> [What you are asked to do] Arrange every line of the records below as a numbered list, leaving out blank lines and the pictures.
============
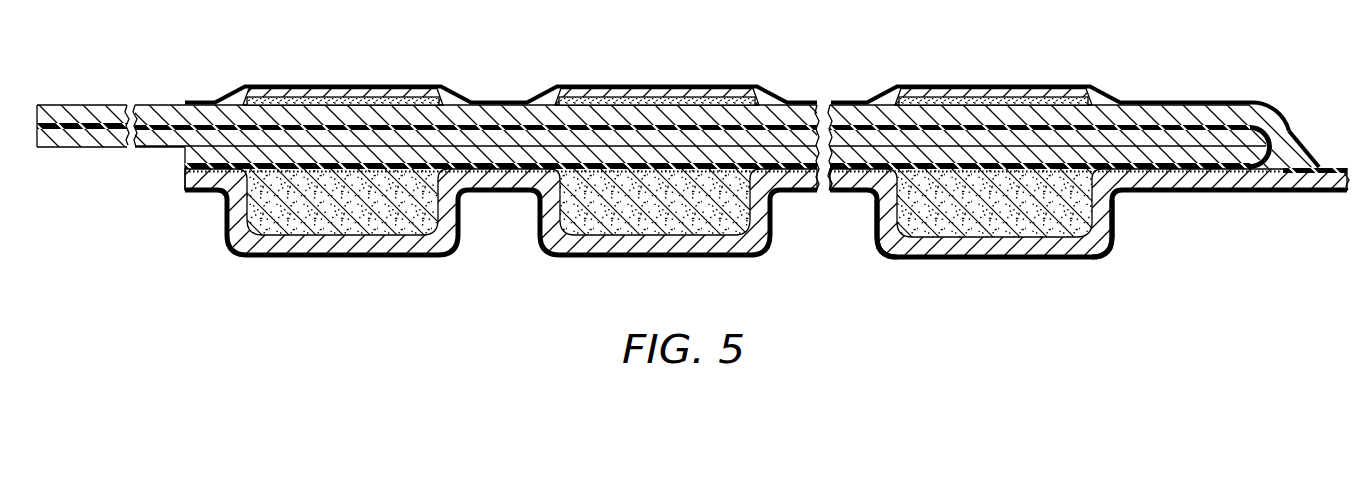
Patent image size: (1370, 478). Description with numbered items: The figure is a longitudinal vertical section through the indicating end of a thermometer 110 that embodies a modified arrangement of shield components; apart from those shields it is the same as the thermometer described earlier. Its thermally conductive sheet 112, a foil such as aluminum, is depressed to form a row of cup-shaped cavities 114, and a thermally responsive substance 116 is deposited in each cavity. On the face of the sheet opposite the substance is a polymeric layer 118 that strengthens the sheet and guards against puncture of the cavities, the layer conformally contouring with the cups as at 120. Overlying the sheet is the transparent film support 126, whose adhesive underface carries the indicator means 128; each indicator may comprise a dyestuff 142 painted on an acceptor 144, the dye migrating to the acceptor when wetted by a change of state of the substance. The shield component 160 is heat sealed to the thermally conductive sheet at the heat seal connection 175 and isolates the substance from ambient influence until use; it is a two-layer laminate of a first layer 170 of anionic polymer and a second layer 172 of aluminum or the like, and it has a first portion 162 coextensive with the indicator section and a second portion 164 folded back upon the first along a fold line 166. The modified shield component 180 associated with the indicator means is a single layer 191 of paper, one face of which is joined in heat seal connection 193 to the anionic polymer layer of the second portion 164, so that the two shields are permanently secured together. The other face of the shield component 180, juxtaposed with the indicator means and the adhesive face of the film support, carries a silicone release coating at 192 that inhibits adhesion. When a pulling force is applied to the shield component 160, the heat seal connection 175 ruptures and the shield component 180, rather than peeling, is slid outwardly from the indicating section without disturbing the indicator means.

The thermometer 110 is at (852, 80).
The thermally conductive sheet 112 is at (1287, 182).
The cup-shaped cavities 114 is at (752, 220).
The thermally responsive substance 116 is at (309, 215).
The layer 118 is at (1100, 248).
The conformal contour of layer 120 is at (888, 252).
The film support 126 is at (1283, 130).
The indicator means 128 is at (1105, 101).
The dyestuff 142 is at (372, 100).
The acceptor 144 is at (308, 90).
The shield component 160 is at (98, 156).
The first portion 162 is at (193, 152).
The second portion 164 is at (1262, 143).
The fold line 166 is at (1300, 138).
The first layer 170 is at (921, 158).
The second layer 172 is at (246, 134).
The heat seal connection 175 is at (202, 170).
The shield component 180 is at (110, 96).
The single layer 191 is at (478, 120).
The release coating 192 is at (549, 100).
The heat seal connection 193 is at (775, 125).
============
> [Response to the exercise]
1. Patent image size: (1370, 478). Description with numbered items: The figure is a longitudinal vertical section through the indicating end of a thermometer 110 that embodies a modified arrangement of shield components; apart from those shields it is the same as the thermometer described earlier. Its thermally conductive sheet 112, a foil such as aluminum, is depressed to form a row of cup-shaped cavities 114, and a thermally responsive substance 116 is deposited in each cavity. On the face of the sheet opposite the substance is a polymeric layer 118 that strengthens the sheet and guards against puncture of the cavities, the layer conformally contouring with the cups as at 120. Overlying the sheet is the transparent film support 126, whose adhesive underface carries the indicator means 128; each indicator may comprise a dyestuff 142 painted on an acceptor 144, the dye migrating to the acceptor when wetted by a change of state of the substance. The shield component 160 is heat sealed to the thermally conductive sheet at the heat seal connection 175 and isolates the substance from ambient influence until use; it is a two-layer laminate of a first layer 170 of anionic polymer and a second layer 172 of aluminum or the like, and it has a first portion 162 coextensive with the indicator section and a second portion 164 folded back upon the first along a fold line 166. The modified shield component 180 associated with the indicator means is a single layer 191 of paper, one face of which is joined in heat seal connection 193 to the anionic polymer layer of the second portion 164, so that the two shields are permanently secured together. The other face of the shield component 180, juxtaposed with the indicator means and the adhesive face of the film support, carries a silicone release coating at 192 that inhibits adhesion. When a pulling force is applied to the shield component 160, the heat seal connection 175 ruptures and the shield component 180, rather than peeling, is slid outwardly from the indicating section without disturbing the indicator means.
2. The thermometer 110 is at (852, 80).
3. The thermally conductive sheet 112 is at (1287, 182).
4. The cup-shaped cavities 114 is at (752, 220).
5. The thermally responsive substance 116 is at (309, 215).
6. The layer 118 is at (1100, 248).
7. The conformal contour of layer 120 is at (888, 252).
8. The film support 126 is at (1283, 130).
9. The indicator means 128 is at (1105, 101).
10. The dyestuff 142 is at (372, 100).
11. The acceptor 144 is at (308, 90).
12. The shield component 160 is at (98, 156).
13. The first portion 162 is at (193, 152).
14. The second portion 164 is at (1262, 143).
15. The fold line 166 is at (1300, 138).
16. The first layer 170 is at (921, 158).
17. The second layer 172 is at (246, 134).
18. The heat seal connection 175 is at (202, 170).
19. The shield component 180 is at (110, 96).
20. The single layer 191 is at (478, 120).
21. The release coating 192 is at (549, 100).
22. The heat seal connection 193 is at (775, 125).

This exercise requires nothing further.